Data excerpts:
= = =
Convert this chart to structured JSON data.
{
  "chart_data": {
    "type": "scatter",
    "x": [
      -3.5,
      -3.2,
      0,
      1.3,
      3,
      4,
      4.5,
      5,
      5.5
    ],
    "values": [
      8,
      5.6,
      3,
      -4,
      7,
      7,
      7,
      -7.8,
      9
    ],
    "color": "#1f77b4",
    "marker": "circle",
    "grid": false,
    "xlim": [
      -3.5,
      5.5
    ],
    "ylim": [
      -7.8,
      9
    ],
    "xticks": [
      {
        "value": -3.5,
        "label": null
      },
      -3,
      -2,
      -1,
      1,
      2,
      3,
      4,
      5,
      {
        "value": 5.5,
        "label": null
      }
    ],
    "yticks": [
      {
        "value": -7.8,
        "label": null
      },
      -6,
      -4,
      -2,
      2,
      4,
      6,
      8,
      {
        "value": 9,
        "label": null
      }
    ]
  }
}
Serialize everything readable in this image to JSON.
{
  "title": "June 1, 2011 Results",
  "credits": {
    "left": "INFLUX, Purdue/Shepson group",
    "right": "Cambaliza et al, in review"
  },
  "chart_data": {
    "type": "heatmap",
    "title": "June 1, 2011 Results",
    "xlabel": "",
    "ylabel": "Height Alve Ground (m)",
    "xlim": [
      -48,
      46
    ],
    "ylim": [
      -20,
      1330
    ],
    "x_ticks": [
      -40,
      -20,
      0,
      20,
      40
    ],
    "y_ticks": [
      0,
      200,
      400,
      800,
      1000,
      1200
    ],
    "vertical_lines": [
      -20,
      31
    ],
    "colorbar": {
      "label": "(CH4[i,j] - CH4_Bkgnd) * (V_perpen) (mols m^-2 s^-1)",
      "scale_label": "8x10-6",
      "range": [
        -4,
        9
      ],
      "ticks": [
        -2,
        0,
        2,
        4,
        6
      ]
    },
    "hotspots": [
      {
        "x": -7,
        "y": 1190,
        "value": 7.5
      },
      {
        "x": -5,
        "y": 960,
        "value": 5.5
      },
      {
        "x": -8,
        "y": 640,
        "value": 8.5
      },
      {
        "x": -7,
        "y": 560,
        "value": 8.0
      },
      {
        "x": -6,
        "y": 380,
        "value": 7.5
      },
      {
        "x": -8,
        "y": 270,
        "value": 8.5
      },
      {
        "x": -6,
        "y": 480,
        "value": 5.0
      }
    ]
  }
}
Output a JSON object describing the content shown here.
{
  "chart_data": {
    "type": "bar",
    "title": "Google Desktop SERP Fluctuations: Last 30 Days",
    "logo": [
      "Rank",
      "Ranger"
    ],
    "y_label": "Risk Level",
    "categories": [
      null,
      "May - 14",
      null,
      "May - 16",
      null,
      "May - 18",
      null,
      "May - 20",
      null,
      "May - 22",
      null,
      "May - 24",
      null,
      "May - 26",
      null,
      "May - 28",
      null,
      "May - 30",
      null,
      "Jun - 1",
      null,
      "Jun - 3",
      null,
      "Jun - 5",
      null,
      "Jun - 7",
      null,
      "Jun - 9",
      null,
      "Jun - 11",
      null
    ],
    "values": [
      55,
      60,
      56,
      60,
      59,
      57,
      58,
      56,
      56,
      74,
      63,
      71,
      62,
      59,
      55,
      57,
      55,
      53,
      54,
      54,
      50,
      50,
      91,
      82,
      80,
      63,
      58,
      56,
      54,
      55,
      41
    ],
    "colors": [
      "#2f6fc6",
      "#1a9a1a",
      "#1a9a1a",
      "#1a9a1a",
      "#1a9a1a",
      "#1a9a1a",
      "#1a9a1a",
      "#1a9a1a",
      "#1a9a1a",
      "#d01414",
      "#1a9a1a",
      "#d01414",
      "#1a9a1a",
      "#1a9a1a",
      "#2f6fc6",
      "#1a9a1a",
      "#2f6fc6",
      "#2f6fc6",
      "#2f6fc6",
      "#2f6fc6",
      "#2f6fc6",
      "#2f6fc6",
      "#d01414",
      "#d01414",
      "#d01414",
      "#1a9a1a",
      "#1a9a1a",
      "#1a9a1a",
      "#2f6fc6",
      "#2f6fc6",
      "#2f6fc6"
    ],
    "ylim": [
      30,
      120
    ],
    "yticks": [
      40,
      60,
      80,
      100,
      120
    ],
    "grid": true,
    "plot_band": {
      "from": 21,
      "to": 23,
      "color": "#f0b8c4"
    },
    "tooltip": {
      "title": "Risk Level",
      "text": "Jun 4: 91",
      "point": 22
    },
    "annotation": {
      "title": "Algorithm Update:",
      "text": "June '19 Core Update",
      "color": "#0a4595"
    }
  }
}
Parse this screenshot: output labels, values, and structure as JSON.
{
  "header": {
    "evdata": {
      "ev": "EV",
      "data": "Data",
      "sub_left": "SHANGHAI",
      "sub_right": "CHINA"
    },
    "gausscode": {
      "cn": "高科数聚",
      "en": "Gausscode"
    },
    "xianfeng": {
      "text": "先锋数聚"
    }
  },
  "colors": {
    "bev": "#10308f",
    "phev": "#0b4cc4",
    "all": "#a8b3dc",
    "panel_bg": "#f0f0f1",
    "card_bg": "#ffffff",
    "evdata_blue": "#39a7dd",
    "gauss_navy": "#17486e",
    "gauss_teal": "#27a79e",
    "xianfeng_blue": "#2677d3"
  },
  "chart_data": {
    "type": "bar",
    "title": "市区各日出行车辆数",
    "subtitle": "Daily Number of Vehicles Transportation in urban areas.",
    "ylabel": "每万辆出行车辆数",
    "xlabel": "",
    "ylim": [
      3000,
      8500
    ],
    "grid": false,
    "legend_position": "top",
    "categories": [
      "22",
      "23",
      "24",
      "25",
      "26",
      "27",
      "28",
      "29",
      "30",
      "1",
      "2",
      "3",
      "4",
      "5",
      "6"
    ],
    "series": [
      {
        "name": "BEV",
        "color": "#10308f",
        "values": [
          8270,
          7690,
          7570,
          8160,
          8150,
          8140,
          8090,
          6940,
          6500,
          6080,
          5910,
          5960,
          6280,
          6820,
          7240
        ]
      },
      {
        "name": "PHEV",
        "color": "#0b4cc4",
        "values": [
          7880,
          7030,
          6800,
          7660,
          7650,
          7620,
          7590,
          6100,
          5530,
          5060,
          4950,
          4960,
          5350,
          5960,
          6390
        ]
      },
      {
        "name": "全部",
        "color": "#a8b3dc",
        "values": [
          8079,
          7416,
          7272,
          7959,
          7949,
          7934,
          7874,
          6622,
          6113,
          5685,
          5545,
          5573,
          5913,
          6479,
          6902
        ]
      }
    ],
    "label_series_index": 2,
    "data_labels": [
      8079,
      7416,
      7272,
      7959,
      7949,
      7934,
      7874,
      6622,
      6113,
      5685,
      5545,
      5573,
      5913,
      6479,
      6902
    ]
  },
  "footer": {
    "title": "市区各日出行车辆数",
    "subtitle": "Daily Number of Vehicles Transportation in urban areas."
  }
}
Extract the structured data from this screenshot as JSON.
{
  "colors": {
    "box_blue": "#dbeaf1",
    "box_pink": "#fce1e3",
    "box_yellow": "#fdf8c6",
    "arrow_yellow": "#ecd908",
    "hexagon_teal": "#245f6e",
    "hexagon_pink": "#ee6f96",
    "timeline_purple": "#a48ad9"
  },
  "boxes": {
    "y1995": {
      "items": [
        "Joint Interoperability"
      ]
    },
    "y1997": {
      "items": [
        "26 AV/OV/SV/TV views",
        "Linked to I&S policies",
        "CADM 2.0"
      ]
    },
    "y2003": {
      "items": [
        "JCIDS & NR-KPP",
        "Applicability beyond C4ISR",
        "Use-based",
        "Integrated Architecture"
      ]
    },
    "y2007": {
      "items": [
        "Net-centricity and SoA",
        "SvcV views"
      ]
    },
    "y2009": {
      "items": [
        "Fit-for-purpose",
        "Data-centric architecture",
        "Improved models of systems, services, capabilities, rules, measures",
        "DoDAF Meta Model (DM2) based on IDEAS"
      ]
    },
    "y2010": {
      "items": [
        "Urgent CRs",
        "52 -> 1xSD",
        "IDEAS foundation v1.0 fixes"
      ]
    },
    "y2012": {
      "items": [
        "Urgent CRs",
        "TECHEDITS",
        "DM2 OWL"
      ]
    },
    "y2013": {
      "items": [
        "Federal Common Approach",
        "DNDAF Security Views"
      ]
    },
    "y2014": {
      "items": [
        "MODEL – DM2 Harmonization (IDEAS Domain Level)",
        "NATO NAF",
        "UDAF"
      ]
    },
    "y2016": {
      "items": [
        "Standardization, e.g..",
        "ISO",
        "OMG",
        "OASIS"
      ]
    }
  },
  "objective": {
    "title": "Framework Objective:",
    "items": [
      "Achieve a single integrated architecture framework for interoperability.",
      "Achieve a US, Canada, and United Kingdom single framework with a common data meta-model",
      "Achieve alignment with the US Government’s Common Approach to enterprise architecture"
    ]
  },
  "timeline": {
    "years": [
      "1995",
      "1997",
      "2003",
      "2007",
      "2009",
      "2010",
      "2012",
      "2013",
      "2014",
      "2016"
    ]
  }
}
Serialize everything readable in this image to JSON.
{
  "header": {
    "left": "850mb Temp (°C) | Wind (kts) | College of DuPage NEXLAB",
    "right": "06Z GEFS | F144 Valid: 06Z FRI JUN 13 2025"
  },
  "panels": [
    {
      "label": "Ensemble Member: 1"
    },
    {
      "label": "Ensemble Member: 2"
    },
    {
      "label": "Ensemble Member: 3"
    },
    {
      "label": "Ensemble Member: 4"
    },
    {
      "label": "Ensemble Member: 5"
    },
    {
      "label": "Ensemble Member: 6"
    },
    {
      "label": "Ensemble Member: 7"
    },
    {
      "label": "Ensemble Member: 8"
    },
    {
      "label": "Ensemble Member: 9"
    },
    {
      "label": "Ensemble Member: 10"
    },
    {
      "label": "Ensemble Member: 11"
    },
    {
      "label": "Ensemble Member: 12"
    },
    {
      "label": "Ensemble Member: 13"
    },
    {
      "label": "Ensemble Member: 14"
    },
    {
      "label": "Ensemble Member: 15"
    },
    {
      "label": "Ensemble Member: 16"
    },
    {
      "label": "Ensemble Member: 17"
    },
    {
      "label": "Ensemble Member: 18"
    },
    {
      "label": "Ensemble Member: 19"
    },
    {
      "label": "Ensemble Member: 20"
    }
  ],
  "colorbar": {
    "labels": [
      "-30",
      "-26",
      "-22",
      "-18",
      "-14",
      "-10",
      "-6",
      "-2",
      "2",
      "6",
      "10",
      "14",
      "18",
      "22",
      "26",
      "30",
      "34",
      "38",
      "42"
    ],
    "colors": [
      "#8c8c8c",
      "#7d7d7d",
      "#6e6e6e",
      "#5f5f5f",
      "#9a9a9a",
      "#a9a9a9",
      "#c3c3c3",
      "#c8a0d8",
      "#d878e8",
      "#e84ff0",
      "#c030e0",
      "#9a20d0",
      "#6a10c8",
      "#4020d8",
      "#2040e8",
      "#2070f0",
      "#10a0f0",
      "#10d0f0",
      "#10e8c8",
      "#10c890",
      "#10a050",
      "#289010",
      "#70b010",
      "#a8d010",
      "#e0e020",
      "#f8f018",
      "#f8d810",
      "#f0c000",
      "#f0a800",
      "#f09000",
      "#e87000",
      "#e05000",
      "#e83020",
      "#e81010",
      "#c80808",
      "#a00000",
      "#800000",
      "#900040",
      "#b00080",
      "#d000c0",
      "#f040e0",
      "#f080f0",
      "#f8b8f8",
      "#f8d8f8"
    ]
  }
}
= = =
Exercise objective: Which lines hold the word "type"? Show each one.

The output:
    "type": "scatter",
    "type": "heatmap",
    "type": "bar",
    "type": "bar",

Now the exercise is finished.